The entries below should be quoted exactly, with no pictures carried over.
* BEGIN Input material *
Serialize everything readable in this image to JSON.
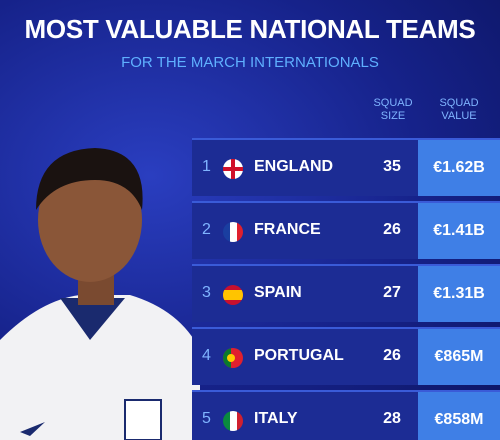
{
  "header": {
    "title": "MOST VALUABLE NATIONAL TEAMS",
    "subtitle": "FOR THE MARCH INTERNATIONALS"
  },
  "table": {
    "columns": [
      "SQUAD SIZE",
      "SQUAD VALUE"
    ],
    "rows": [
      [
        1,
        "ENGLAND",
        35,
        "€1.62B"
      ],
      [
        2,
        "FRANCE",
        26,
        "€1.41B"
      ],
      [
        3,
        "SPAIN",
        27,
        "€1.31B"
      ],
      [
        4,
        "PORTUGAL",
        26,
        "€865M"
      ],
      [
        5,
        "ITALY",
        28,
        "€858M"
      ]
    ]
  }
}
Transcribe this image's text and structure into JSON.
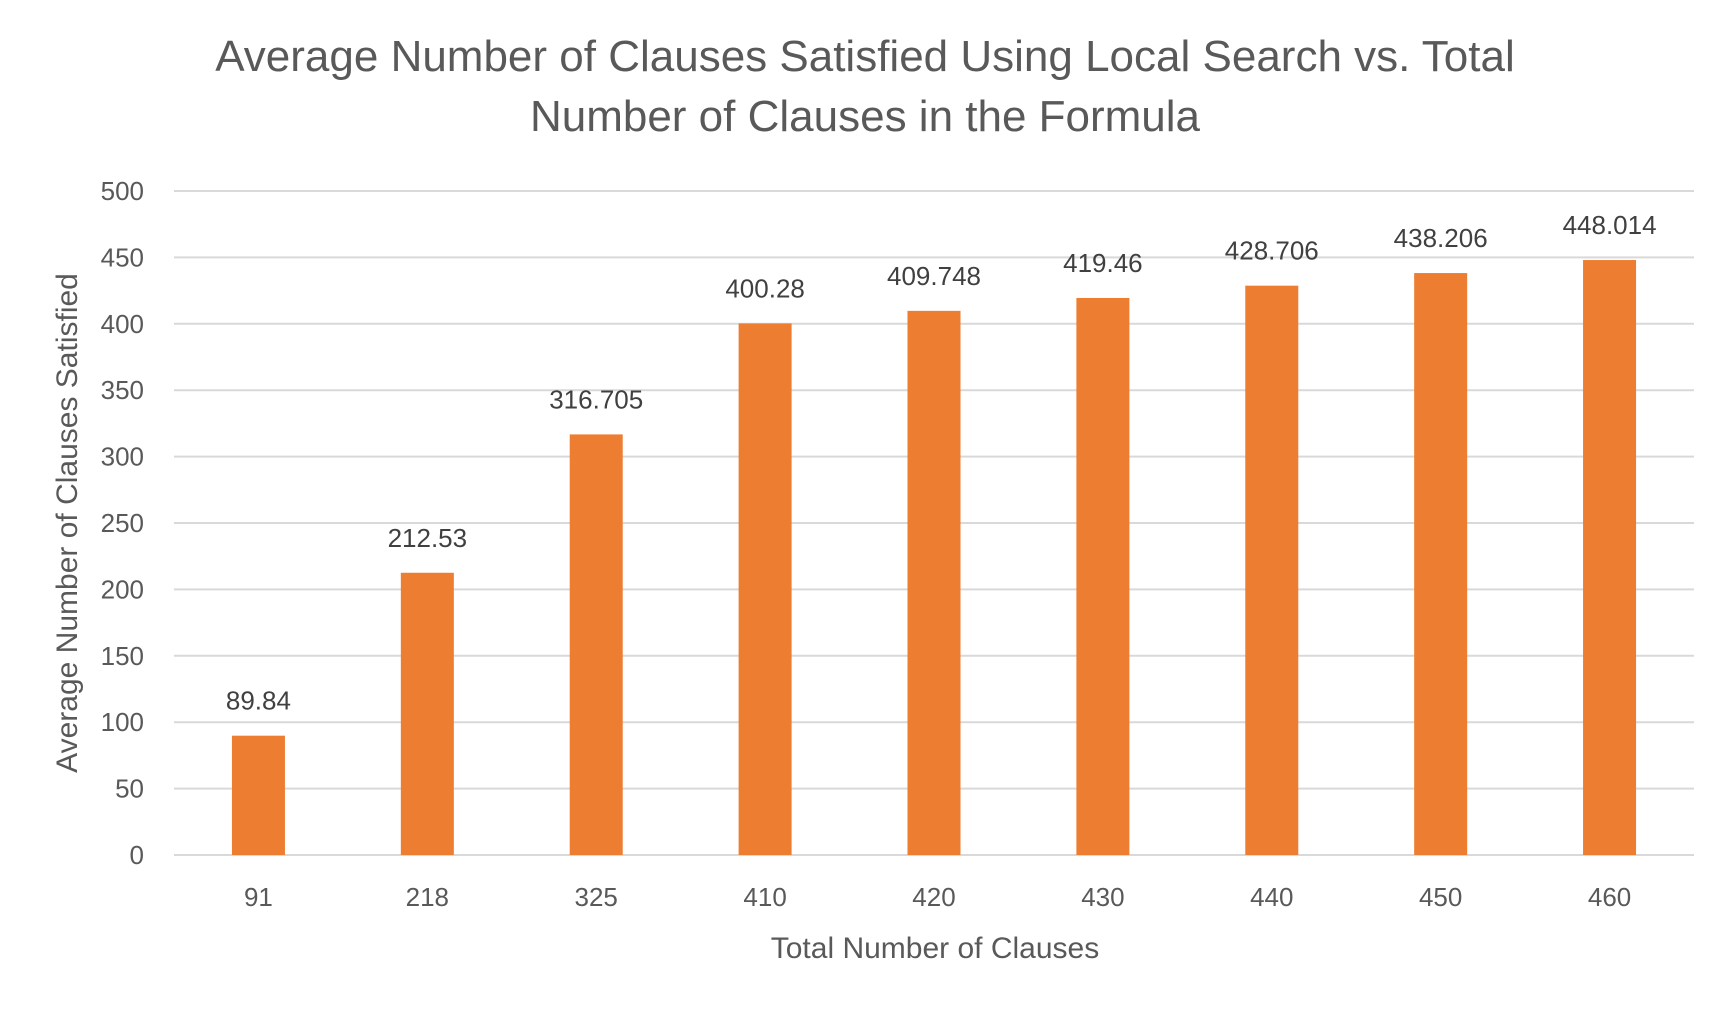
{
  "chart_data": {
    "type": "bar",
    "title_lines": [
      "Average Number of Clauses Satisfied Using Local Search vs. Total",
      "Number of Clauses in the Formula"
    ],
    "xlabel": "Total Number of Clauses",
    "ylabel": "Average Number of Clauses Satisfied",
    "categories": [
      "91",
      "218",
      "325",
      "410",
      "420",
      "430",
      "440",
      "450",
      "460"
    ],
    "values": [
      89.84,
      212.53,
      316.705,
      400.28,
      409.748,
      419.46,
      428.706,
      438.206,
      448.014
    ],
    "data_labels": [
      "89.84",
      "212.53",
      "316.705",
      "400.28",
      "409.748",
      "419.46",
      "428.706",
      "438.206",
      "448.014"
    ],
    "y_ticks": [
      "0",
      "50",
      "100",
      "150",
      "200",
      "250",
      "300",
      "350",
      "400",
      "450",
      "500"
    ],
    "ylim": [
      0,
      500
    ],
    "grid": true,
    "legend": "none",
    "bar_color": "#ED7D31"
  }
}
* END Input material *
Result
Serialize everything readable in this image to JSON.
{
  "header": {
    "title": "MOST VALUABLE NATIONAL TEAMS",
    "subtitle": "FOR THE MARCH INTERNATIONALS"
  },
  "table": {
    "columns": [
      "SQUAD SIZE",
      "SQUAD VALUE"
    ],
    "rows": [
      [
        1,
        "ENGLAND",
        35,
        "€1.62B"
      ],
      [
        2,
        "FRANCE",
        26,
        "€1.41B"
      ],
      [
        3,
        "SPAIN",
        27,
        "€1.31B"
      ],
      [
        4,
        "PORTUGAL",
        26,
        "€865M"
      ],
      [
        5,
        "ITALY",
        28,
        "€858M"
      ]
    ]
  }
}
Transcribe this image's text and structure into JSON.
{
  "chart_data": {
    "type": "bar",
    "title_lines": [
      "Average Number of Clauses Satisfied Using Local Search vs. Total",
      "Number of Clauses in the Formula"
    ],
    "xlabel": "Total Number of Clauses",
    "ylabel": "Average Number of Clauses Satisfied",
    "categories": [
      "91",
      "218",
      "325",
      "410",
      "420",
      "430",
      "440",
      "450",
      "460"
    ],
    "values": [
      89.84,
      212.53,
      316.705,
      400.28,
      409.748,
      419.46,
      428.706,
      438.206,
      448.014
    ],
    "data_labels": [
      "89.84",
      "212.53",
      "316.705",
      "400.28",
      "409.748",
      "419.46",
      "428.706",
      "438.206",
      "448.014"
    ],
    "y_ticks": [
      "0",
      "50",
      "100",
      "150",
      "200",
      "250",
      "300",
      "350",
      "400",
      "450",
      "500"
    ],
    "ylim": [
      0,
      500
    ],
    "grid": true,
    "legend": "none",
    "bar_color": "#ED7D31"
  }
}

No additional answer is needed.